Work to be completed -> Check each line of the listing, and copy it if it contains the word "Imperial".

Provided data ->
((
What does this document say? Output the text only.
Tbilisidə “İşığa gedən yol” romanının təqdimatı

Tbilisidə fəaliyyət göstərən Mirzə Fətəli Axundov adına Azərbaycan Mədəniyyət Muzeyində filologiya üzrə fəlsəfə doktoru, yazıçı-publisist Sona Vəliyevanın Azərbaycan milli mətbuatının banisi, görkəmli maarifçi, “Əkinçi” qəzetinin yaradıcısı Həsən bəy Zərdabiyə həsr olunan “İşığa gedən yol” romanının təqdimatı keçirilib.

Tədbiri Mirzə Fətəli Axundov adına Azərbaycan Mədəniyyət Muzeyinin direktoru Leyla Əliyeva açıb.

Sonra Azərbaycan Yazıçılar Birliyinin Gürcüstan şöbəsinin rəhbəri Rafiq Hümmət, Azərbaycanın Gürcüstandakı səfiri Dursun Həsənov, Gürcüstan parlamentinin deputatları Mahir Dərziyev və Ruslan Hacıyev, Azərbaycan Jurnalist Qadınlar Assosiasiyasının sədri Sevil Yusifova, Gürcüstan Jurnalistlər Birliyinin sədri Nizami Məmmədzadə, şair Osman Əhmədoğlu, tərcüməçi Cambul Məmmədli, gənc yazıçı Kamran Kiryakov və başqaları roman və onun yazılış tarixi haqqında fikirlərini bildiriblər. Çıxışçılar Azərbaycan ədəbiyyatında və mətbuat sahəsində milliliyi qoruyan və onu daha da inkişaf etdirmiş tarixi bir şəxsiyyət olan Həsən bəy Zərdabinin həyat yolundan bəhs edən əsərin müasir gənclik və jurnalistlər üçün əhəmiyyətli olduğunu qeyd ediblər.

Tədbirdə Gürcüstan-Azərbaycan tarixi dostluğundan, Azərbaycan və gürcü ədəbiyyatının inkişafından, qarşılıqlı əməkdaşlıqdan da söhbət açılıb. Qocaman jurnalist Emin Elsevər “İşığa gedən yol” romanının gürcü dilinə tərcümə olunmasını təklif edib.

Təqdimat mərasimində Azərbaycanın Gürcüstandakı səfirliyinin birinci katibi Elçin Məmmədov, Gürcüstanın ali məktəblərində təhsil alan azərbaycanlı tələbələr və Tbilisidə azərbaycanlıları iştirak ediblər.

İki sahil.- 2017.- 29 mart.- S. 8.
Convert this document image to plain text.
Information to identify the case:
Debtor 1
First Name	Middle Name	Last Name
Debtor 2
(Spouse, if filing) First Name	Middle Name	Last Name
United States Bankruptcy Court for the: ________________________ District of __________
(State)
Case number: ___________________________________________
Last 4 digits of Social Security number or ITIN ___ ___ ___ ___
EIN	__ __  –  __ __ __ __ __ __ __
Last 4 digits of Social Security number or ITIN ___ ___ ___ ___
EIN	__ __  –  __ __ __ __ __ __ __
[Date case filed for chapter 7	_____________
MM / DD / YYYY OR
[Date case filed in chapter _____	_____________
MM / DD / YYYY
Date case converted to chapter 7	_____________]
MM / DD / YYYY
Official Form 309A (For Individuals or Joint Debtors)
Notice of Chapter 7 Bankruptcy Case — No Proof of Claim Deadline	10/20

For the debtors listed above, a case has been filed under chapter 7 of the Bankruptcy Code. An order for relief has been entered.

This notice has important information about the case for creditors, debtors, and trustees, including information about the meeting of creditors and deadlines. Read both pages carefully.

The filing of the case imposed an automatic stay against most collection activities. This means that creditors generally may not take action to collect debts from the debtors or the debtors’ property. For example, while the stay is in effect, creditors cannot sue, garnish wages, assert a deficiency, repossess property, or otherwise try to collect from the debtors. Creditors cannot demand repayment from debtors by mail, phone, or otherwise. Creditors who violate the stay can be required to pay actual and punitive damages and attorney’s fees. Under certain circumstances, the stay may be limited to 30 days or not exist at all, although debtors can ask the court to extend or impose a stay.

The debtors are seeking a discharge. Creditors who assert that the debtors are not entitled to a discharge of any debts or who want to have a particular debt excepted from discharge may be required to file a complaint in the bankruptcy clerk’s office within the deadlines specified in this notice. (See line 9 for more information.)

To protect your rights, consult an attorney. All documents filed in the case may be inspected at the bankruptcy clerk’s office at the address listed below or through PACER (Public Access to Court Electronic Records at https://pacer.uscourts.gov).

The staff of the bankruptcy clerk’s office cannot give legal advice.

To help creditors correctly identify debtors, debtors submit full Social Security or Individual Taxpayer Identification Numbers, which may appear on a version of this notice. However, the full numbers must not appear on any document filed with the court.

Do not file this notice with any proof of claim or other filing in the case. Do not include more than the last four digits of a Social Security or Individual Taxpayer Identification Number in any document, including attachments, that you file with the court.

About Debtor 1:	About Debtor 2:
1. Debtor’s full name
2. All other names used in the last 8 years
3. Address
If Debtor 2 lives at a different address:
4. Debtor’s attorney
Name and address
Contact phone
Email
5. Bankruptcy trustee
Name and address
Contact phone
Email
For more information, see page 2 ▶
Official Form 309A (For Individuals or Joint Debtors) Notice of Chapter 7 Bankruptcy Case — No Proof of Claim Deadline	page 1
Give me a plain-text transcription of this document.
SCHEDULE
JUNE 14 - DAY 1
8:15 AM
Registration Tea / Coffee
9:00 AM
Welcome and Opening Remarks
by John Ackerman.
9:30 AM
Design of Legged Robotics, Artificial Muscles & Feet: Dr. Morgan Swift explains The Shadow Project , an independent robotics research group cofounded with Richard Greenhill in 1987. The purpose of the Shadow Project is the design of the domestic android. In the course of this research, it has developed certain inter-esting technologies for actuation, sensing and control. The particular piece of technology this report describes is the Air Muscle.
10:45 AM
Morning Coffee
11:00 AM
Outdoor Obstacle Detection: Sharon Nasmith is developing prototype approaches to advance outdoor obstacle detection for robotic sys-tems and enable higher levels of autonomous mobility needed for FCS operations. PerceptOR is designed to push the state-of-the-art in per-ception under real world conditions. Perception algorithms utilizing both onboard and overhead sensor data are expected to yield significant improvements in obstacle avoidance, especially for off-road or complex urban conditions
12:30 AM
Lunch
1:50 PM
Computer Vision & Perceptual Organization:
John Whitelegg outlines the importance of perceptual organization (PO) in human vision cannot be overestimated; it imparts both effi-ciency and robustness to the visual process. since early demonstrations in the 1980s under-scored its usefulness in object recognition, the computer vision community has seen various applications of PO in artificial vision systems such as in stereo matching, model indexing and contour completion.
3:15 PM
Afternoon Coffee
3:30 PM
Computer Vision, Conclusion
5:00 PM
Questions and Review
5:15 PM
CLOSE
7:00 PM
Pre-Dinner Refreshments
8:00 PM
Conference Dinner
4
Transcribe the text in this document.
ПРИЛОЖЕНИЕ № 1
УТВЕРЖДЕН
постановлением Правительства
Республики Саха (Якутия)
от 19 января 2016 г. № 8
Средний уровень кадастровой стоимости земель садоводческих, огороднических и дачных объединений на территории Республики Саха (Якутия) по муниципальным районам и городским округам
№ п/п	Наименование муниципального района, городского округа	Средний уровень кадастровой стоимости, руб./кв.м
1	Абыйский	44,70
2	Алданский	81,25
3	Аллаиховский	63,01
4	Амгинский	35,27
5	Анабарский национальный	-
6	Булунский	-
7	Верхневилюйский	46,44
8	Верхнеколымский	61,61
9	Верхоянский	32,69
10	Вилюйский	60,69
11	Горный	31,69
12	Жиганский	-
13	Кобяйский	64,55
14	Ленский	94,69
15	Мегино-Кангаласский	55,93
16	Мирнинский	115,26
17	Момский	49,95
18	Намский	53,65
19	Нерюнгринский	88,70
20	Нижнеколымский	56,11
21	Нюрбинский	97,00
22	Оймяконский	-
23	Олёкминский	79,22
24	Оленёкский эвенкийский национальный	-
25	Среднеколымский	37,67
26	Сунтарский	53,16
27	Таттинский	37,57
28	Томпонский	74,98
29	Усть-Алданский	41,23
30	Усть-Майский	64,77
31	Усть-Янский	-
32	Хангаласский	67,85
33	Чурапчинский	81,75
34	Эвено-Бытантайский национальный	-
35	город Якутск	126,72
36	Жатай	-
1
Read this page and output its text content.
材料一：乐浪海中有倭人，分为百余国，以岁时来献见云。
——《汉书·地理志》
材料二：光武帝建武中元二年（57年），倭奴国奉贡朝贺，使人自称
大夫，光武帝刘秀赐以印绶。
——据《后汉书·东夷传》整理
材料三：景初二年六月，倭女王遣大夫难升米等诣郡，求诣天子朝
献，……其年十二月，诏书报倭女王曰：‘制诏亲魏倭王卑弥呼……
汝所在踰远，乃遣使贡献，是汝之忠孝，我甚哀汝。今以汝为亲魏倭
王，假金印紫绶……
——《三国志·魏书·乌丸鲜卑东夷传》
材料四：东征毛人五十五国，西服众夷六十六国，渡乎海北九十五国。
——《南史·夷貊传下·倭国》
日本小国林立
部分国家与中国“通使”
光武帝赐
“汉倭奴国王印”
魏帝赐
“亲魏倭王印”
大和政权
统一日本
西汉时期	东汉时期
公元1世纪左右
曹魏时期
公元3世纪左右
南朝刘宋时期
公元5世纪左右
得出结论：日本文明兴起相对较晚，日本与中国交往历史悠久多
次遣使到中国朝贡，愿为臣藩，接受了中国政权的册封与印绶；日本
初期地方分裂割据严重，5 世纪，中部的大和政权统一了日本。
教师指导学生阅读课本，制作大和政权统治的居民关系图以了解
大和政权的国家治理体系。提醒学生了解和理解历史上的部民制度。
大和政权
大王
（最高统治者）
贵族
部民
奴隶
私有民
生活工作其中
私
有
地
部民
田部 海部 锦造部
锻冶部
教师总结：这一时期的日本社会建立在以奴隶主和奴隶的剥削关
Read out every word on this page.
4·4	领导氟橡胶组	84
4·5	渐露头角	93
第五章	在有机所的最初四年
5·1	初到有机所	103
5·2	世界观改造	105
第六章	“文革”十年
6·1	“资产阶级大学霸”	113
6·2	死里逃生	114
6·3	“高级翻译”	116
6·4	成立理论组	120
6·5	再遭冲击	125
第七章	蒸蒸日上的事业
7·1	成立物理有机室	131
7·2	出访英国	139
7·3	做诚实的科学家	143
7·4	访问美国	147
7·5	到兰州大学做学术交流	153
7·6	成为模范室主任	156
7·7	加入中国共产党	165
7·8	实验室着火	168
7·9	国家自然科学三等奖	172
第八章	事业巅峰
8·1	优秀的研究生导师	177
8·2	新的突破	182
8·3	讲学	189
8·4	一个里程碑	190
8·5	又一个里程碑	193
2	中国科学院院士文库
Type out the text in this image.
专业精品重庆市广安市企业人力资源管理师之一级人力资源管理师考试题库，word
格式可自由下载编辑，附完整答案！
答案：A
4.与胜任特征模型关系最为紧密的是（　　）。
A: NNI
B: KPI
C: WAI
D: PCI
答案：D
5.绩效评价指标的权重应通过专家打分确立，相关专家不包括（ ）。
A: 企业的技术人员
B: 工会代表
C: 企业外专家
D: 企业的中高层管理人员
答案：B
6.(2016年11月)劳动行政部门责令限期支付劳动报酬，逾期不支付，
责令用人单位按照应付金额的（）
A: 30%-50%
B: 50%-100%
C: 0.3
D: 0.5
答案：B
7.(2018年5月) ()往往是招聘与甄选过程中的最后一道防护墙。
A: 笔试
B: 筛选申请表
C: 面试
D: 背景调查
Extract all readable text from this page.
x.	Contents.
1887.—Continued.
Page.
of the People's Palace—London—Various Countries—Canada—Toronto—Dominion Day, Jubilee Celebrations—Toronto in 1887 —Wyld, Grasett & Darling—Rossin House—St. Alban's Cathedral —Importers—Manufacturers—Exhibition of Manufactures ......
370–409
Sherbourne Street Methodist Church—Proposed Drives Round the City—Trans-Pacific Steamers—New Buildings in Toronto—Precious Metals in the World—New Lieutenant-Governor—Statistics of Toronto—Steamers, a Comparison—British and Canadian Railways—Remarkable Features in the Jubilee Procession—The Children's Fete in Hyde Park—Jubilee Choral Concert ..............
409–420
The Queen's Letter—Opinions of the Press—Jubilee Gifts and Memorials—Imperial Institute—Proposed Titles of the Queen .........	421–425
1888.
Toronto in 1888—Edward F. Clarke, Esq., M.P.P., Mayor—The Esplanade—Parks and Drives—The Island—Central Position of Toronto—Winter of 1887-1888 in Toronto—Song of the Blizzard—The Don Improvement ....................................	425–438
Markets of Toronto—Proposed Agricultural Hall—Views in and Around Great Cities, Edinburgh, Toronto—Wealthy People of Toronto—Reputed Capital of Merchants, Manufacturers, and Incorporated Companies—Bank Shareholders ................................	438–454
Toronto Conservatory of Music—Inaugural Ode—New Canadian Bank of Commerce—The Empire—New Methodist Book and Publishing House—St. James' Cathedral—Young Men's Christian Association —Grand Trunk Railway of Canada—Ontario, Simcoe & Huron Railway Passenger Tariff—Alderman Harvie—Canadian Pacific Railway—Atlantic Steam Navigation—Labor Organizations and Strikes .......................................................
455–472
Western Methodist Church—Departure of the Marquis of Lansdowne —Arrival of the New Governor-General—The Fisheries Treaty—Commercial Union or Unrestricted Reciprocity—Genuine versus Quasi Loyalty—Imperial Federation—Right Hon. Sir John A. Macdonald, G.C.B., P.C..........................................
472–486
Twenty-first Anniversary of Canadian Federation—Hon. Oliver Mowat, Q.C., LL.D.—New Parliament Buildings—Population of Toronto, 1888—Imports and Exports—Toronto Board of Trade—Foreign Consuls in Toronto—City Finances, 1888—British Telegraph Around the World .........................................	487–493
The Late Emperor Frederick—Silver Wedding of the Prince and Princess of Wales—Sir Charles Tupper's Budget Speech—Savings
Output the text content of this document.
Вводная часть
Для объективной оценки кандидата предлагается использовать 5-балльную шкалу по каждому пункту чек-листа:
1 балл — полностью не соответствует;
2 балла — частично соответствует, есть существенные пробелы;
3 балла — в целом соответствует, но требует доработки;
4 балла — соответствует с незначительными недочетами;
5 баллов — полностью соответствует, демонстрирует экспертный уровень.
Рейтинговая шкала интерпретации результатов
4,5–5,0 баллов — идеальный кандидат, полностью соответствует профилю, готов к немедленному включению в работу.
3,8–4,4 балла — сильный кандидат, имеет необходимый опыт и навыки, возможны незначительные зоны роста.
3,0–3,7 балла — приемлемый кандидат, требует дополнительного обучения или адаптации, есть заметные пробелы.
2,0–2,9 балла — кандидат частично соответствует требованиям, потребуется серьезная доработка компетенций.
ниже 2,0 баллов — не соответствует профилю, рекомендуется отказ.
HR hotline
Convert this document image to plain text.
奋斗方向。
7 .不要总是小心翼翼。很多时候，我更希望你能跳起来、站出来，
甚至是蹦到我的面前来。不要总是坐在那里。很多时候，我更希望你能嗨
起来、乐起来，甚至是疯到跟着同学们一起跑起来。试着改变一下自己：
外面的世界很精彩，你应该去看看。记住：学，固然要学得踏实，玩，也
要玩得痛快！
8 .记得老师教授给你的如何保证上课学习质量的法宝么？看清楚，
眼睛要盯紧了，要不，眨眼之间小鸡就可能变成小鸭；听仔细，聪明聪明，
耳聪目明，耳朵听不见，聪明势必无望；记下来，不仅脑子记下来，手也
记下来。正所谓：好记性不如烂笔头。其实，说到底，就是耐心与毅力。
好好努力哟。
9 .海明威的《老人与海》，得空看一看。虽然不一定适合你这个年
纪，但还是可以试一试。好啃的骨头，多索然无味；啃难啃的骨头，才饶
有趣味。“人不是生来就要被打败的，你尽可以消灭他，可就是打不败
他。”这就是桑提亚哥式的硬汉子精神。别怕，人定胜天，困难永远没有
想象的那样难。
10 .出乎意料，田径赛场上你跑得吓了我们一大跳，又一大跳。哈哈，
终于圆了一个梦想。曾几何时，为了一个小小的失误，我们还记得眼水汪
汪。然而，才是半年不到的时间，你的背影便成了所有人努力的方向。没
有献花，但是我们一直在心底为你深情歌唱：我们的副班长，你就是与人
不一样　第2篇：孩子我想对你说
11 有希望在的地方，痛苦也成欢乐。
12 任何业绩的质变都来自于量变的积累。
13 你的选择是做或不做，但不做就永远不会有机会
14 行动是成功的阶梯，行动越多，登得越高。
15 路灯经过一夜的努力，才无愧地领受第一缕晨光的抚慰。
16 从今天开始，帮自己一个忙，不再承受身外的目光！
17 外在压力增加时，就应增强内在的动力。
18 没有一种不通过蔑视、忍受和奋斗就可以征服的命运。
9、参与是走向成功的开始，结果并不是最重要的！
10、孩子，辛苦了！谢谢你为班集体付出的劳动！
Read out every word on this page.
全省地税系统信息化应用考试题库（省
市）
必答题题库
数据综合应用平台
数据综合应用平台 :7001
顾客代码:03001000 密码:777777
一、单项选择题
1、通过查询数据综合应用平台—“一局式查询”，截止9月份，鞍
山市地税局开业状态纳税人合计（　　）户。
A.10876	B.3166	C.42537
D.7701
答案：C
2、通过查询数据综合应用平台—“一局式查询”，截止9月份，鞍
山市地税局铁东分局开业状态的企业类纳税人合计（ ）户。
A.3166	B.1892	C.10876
))
Result below ->
The Queen's Letter—Opinions of the Press—Jubilee Gifts and Memorials—Imperial Institute—Proposed Titles of the Queen .........	421–425
Western Methodist Church—Departure of the Marquis of Lansdowne —Arrival of the New Governor-General—The Fisheries Treaty—Commercial Union or Unrestricted Reciprocity—Genuine versus Quasi Loyalty—Imperial Federation—Right Hon. Sir John A. Macdonald, G.C.B., P.C..........................................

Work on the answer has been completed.